STATED TASK » Below is a block of records; repeat each one exactly.

ENTRIES SHOWN »
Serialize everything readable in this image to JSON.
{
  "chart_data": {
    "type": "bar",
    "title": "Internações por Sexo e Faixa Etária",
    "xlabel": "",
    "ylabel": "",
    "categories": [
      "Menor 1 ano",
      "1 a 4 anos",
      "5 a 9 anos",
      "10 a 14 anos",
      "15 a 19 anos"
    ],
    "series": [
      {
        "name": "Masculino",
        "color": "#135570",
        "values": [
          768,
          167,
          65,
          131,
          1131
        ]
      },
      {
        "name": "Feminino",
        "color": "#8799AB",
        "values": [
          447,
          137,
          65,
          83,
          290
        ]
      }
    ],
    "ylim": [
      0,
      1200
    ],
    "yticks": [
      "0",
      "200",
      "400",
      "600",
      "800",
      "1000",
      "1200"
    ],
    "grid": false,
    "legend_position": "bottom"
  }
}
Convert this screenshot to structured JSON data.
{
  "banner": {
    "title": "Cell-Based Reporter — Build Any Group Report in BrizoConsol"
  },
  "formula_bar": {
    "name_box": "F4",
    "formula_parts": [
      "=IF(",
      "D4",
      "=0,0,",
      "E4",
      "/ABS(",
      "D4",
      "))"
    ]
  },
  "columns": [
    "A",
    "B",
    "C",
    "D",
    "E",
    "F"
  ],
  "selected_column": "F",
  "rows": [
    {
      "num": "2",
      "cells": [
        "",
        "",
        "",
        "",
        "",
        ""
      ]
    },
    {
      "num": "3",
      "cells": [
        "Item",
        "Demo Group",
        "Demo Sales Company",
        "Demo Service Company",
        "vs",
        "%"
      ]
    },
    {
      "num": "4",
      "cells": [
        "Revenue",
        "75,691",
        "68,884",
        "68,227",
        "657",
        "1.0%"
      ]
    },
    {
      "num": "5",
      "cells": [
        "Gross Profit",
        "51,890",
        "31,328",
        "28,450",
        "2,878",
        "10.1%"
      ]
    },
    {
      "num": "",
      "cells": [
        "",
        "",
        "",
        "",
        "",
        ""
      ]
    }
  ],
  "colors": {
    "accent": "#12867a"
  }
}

WRITTEN SOLUTION »
Serialize everything readable in this image to JSON.
{
  "chart_data": {
    "type": "bar",
    "title": "Internações por Sexo e Faixa Etária",
    "xlabel": "",
    "ylabel": "",
    "categories": [
      "Menor 1 ano",
      "1 a 4 anos",
      "5 a 9 anos",
      "10 a 14 anos",
      "15 a 19 anos"
    ],
    "series": [
      {
        "name": "Masculino",
        "color": "#135570",
        "values": [
          768,
          167,
          65,
          131,
          1131
        ]
      },
      {
        "name": "Feminino",
        "color": "#8799AB",
        "values": [
          447,
          137,
          65,
          83,
          290
        ]
      }
    ],
    "ylim": [
      0,
      1200
    ],
    "yticks": [
      "0",
      "200",
      "400",
      "600",
      "800",
      "1000",
      "1200"
    ],
    "grid": false,
    "legend_position": "bottom"
  }
}
Convert this screenshot to structured JSON data.
{
  "banner": {
    "title": "Cell-Based Reporter — Build Any Group Report in BrizoConsol"
  },
  "formula_bar": {
    "name_box": "F4",
    "formula_parts": [
      "=IF(",
      "D4",
      "=0,0,",
      "E4",
      "/ABS(",
      "D4",
      "))"
    ]
  },
  "columns": [
    "A",
    "B",
    "C",
    "D",
    "E",
    "F"
  ],
  "selected_column": "F",
  "rows": [
    {
      "num": "2",
      "cells": [
        "",
        "",
        "",
        "",
        "",
        ""
      ]
    },
    {
      "num": "3",
      "cells": [
        "Item",
        "Demo Group",
        "Demo Sales Company",
        "Demo Service Company",
        "vs",
        "%"
      ]
    },
    {
      "num": "4",
      "cells": [
        "Revenue",
        "75,691",
        "68,884",
        "68,227",
        "657",
        "1.0%"
      ]
    },
    {
      "num": "5",
      "cells": [
        "Gross Profit",
        "51,890",
        "31,328",
        "28,450",
        "2,878",
        "10.1%"
      ]
    },
    {
      "num": "",
      "cells": [
        "",
        "",
        "",
        "",
        "",
        ""
      ]
    }
  ],
  "colors": {
    "accent": "#12867a"
  }
}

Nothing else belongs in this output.